**Recorded data**
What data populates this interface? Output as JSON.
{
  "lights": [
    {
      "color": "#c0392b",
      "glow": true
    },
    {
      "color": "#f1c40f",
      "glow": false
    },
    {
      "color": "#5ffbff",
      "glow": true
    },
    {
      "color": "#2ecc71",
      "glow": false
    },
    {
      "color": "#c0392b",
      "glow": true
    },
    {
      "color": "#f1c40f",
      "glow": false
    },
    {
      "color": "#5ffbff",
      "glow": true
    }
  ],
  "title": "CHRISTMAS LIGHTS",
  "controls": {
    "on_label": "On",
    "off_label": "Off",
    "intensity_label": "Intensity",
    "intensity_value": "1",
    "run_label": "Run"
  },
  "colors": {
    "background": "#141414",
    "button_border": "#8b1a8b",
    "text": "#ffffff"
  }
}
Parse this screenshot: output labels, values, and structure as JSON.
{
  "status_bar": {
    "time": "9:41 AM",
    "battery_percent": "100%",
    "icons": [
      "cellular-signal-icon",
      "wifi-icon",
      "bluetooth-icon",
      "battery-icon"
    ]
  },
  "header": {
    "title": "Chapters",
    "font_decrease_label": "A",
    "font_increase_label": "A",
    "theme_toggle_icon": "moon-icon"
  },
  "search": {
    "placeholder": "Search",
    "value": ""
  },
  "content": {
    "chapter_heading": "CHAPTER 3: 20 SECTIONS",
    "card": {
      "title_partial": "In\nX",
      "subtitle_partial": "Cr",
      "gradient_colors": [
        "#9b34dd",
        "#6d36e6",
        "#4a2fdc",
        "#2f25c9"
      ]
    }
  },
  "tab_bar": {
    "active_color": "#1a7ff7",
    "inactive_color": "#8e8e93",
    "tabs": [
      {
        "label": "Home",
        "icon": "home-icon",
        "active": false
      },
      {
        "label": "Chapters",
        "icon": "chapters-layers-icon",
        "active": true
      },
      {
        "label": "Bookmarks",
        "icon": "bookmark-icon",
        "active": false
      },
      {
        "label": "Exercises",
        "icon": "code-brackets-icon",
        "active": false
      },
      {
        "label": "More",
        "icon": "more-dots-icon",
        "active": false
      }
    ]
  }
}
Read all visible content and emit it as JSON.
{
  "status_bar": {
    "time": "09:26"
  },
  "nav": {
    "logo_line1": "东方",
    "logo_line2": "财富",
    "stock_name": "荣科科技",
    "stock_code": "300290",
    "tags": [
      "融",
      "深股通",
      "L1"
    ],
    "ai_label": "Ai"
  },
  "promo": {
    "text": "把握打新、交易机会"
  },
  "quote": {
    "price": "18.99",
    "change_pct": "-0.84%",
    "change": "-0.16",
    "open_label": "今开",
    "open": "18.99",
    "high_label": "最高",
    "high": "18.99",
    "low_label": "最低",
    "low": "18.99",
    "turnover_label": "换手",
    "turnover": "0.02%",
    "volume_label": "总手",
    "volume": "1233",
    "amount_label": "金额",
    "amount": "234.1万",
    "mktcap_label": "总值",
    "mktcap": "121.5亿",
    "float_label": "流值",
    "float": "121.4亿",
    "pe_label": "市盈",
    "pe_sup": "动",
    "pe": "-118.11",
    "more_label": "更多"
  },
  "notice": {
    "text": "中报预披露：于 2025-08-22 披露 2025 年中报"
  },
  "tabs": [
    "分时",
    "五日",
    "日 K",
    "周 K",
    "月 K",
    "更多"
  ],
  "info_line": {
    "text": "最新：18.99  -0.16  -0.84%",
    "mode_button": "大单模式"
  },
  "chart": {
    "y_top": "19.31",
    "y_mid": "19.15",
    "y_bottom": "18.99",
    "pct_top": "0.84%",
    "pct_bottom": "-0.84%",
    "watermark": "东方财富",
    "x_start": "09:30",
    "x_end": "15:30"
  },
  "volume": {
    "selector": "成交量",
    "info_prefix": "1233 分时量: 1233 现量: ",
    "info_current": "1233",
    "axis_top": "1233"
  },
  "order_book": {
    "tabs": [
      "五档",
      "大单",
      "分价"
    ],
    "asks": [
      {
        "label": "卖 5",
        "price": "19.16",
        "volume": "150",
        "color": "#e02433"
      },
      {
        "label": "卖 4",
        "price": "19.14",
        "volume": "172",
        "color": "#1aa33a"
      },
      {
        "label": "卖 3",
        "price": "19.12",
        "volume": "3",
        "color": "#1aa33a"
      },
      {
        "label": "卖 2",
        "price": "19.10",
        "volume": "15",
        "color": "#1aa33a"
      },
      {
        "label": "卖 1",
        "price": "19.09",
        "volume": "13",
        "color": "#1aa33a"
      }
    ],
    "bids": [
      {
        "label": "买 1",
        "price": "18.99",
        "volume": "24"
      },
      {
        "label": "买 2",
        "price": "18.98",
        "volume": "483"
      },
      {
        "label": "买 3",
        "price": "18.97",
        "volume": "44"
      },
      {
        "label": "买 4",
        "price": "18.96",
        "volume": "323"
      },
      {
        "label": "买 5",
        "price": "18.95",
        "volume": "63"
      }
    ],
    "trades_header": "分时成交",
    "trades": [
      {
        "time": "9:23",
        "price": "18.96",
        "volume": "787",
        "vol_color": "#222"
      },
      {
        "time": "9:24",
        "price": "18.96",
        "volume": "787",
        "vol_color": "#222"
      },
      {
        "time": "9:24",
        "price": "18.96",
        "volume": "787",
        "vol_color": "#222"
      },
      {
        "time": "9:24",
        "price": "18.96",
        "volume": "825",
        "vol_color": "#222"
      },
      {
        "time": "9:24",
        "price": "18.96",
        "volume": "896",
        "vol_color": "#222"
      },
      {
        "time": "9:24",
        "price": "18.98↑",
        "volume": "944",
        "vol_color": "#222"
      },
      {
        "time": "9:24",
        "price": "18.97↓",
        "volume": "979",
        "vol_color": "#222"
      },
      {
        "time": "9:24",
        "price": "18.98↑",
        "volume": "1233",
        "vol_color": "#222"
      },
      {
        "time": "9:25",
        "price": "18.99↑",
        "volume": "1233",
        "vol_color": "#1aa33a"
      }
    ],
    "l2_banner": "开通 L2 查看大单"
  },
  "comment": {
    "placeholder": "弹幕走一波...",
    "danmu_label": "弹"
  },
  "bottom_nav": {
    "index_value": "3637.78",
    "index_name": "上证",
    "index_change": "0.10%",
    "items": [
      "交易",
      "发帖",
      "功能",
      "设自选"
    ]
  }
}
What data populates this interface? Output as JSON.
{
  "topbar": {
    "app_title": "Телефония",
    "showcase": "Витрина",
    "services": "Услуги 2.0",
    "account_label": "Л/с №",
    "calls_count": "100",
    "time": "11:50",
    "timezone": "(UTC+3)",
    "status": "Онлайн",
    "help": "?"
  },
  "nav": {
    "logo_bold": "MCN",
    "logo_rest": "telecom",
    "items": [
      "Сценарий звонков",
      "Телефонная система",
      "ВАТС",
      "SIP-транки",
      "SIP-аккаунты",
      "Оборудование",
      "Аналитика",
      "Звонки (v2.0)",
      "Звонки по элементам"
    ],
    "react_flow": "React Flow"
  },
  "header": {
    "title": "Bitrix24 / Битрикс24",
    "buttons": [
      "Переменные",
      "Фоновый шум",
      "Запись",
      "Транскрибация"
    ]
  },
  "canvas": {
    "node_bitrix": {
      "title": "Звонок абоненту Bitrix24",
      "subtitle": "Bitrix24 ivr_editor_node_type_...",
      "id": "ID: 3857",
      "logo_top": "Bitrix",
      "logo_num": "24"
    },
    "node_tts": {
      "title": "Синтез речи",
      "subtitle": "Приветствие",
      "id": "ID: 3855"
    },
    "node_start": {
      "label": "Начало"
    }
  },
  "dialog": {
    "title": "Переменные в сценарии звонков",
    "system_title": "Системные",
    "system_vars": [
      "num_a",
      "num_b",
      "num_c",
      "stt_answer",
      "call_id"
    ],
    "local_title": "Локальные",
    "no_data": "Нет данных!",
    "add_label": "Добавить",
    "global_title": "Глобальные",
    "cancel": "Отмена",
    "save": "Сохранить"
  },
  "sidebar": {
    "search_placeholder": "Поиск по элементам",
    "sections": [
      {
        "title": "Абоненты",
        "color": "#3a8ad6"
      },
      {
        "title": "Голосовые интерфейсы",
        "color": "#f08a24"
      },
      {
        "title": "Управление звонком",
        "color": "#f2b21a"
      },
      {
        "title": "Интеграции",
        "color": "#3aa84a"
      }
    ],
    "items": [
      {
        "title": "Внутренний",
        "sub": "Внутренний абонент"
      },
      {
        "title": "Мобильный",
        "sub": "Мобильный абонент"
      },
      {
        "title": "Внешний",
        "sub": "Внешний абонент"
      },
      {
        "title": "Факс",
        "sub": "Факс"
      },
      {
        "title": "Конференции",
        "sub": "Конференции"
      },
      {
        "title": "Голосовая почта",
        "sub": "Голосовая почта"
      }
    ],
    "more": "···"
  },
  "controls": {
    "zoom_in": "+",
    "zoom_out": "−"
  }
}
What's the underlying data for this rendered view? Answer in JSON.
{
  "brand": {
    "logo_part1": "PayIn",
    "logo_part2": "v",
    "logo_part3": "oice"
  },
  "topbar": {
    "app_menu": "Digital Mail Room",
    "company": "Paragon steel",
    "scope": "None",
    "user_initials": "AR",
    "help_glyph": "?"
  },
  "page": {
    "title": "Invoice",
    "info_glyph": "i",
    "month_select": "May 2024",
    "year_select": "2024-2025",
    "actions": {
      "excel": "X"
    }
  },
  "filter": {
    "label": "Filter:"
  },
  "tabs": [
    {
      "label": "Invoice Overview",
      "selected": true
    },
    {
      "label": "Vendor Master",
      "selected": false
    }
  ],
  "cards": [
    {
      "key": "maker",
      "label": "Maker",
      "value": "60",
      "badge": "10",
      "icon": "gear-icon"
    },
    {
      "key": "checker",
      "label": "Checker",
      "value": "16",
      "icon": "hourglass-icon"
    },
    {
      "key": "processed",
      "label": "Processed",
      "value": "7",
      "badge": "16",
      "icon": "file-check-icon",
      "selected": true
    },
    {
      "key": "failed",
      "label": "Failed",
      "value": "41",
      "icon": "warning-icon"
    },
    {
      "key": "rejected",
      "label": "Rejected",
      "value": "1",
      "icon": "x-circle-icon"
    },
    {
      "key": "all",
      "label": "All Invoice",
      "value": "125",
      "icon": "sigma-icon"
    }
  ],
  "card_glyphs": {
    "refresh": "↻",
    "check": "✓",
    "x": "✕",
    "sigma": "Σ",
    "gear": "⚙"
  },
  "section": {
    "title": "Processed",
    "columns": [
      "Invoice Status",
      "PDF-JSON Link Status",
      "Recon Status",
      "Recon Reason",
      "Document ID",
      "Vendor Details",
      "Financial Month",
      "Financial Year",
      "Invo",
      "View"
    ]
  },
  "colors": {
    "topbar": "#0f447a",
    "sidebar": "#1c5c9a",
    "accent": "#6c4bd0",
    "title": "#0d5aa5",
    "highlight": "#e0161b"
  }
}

**The exercise**
In the lines above, locate the string "text". Copy every line where it occurs.

**Exercise answer**
    "text": "#ffffff"
    "text": "把握打新、交易机会"
    "text": "中报预披露：于 2025-08-22 披露 2025 年中报"
    "text": "最新：18.99  -0.16  -0.84%",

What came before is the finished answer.